### ENTRIES PROVIDED:
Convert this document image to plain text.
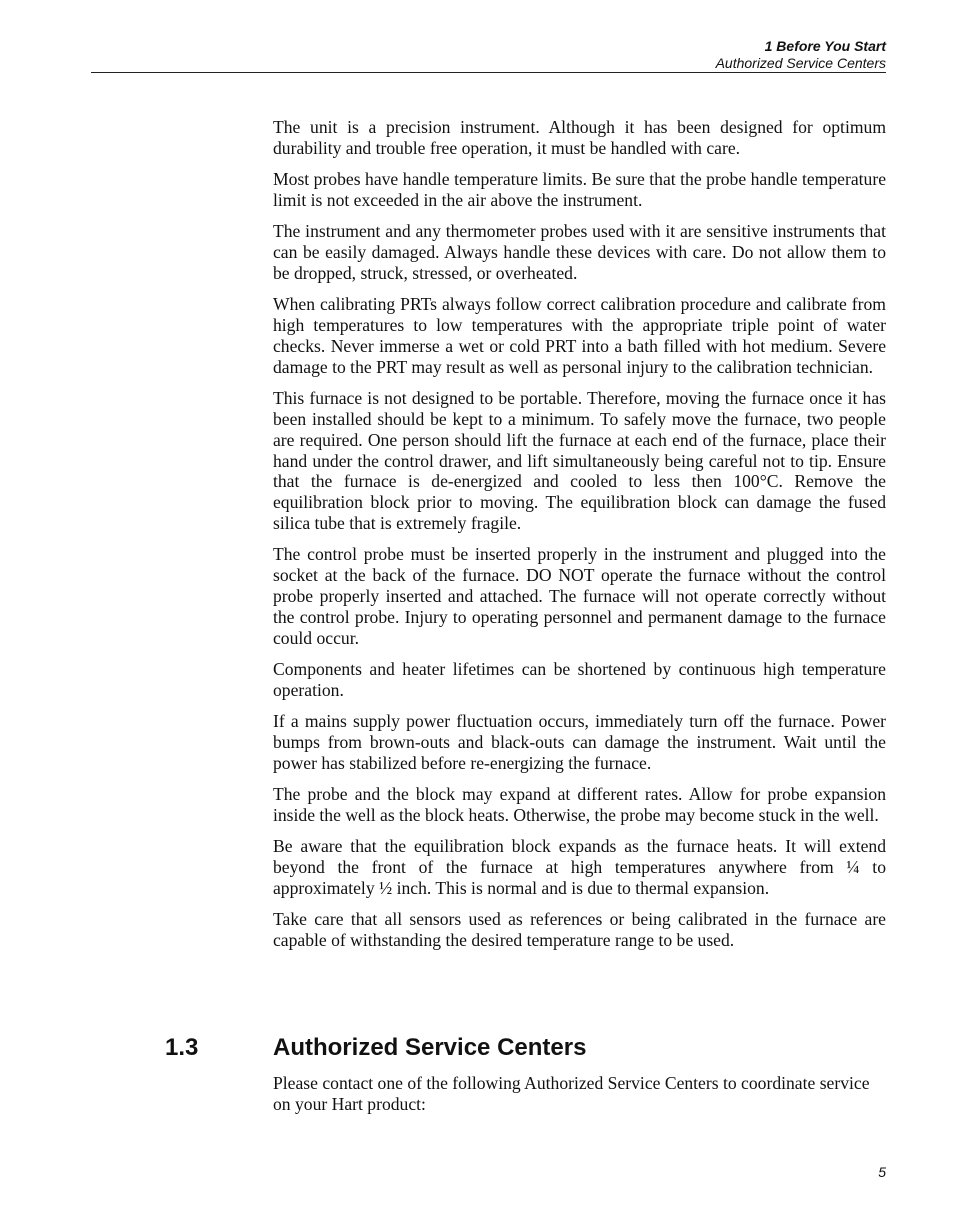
1 Before You Start
Authorized Service Centers

The unit is a precision instrument. Although it has been designed for optimum durability and trouble free operation, it must be handled with care.

Most probes have handle temperature limits. Be sure that the probe handle temperature limit is not exceeded in the air above the instrument.

The instrument and any thermometer probes used with it are sensitive instruments that can be easily damaged. Always handle these devices with care. Do not allow them to be dropped, struck, stressed, or overheated.

When calibrating PRTs always follow correct calibration procedure and calibrate from high temperatures to low temperatures with the appropriate triple point of water checks. Never immerse a wet or cold PRT into a bath filled with hot medium. Severe damage to the PRT may result as well as personal injury to the calibration technician.

This furnace is not designed to be portable. Therefore, moving the furnace once it has been installed should be kept to a minimum. To safely move the furnace, two people are required. One person should lift the furnace at each end of the furnace, place their hand under the control drawer, and lift simultaneously being careful not to tip. Ensure that the furnace is de-energized and cooled to less then 100°C. Remove the equilibration block prior to moving. The equilibration block can damage the fused silica tube that is extremely fragile.

The control probe must be inserted properly in the instrument and plugged into the socket at the back of the furnace. DO NOT operate the furnace without the control probe properly inserted and attached. The furnace will not operate correctly without the control probe. Injury to operating personnel and permanent damage to the furnace could occur.

Components and heater lifetimes can be shortened by continuous high temperature operation.

If a mains supply power fluctuation occurs, immediately turn off the furnace. Power bumps from brown-outs and black-outs can damage the instrument. Wait until the power has stabilized before re-energizing the furnace.

The probe and the block may expand at different rates. Allow for probe expansion inside the well as the block heats. Otherwise, the probe may become stuck in the well.

Be aware that the equilibration block expands as the furnace heats. It will extend beyond the front of the furnace at high temperatures anywhere from ¼ to approximately ½ inch. This is normal and is due to thermal expansion.

Take care that all sensors used as references or being calibrated in the furnace are capable of withstanding the desired temperature range to be used.

1.3	Authorized Service Centers

Please contact one of the following Authorized Service Centers to coordinate service on your Hart product:

5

### GOAL OF THE EXERCISE:
Copy all the entries word for word. Omit any pictures.

### RESULT OF THE TASK:
Convert this document image to plain text.
1 Before You Start
Authorized Service Centers

The unit is a precision instrument. Although it has been designed for optimum durability and trouble free operation, it must be handled with care.

Most probes have handle temperature limits. Be sure that the probe handle temperature limit is not exceeded in the air above the instrument.

The instrument and any thermometer probes used with it are sensitive instruments that can be easily damaged. Always handle these devices with care. Do not allow them to be dropped, struck, stressed, or overheated.

When calibrating PRTs always follow correct calibration procedure and calibrate from high temperatures to low temperatures with the appropriate triple point of water checks. Never immerse a wet or cold PRT into a bath filled with hot medium. Severe damage to the PRT may result as well as personal injury to the calibration technician.

This furnace is not designed to be portable. Therefore, moving the furnace once it has been installed should be kept to a minimum. To safely move the furnace, two people are required. One person should lift the furnace at each end of the furnace, place their hand under the control drawer, and lift simultaneously being careful not to tip. Ensure that the furnace is de-energized and cooled to less then 100°C. Remove the equilibration block prior to moving. The equilibration block can damage the fused silica tube that is extremely fragile.

The control probe must be inserted properly in the instrument and plugged into the socket at the back of the furnace. DO NOT operate the furnace without the control probe properly inserted and attached. The furnace will not operate correctly without the control probe. Injury to operating personnel and permanent damage to the furnace could occur.

Components and heater lifetimes can be shortened by continuous high temperature operation.

If a mains supply power fluctuation occurs, immediately turn off the furnace. Power bumps from brown-outs and black-outs can damage the instrument. Wait until the power has stabilized before re-energizing the furnace.

The probe and the block may expand at different rates. Allow for probe expansion inside the well as the block heats. Otherwise, the probe may become stuck in the well.

Be aware that the equilibration block expands as the furnace heats. It will extend beyond the front of the furnace at high temperatures anywhere from ¼ to approximately ½ inch. This is normal and is due to thermal expansion.

Take care that all sensors used as references or being calibrated in the furnace are capable of withstanding the desired temperature range to be used.

1.3	Authorized Service Centers

Please contact one of the following Authorized Service Centers to coordinate service on your Hart product:

5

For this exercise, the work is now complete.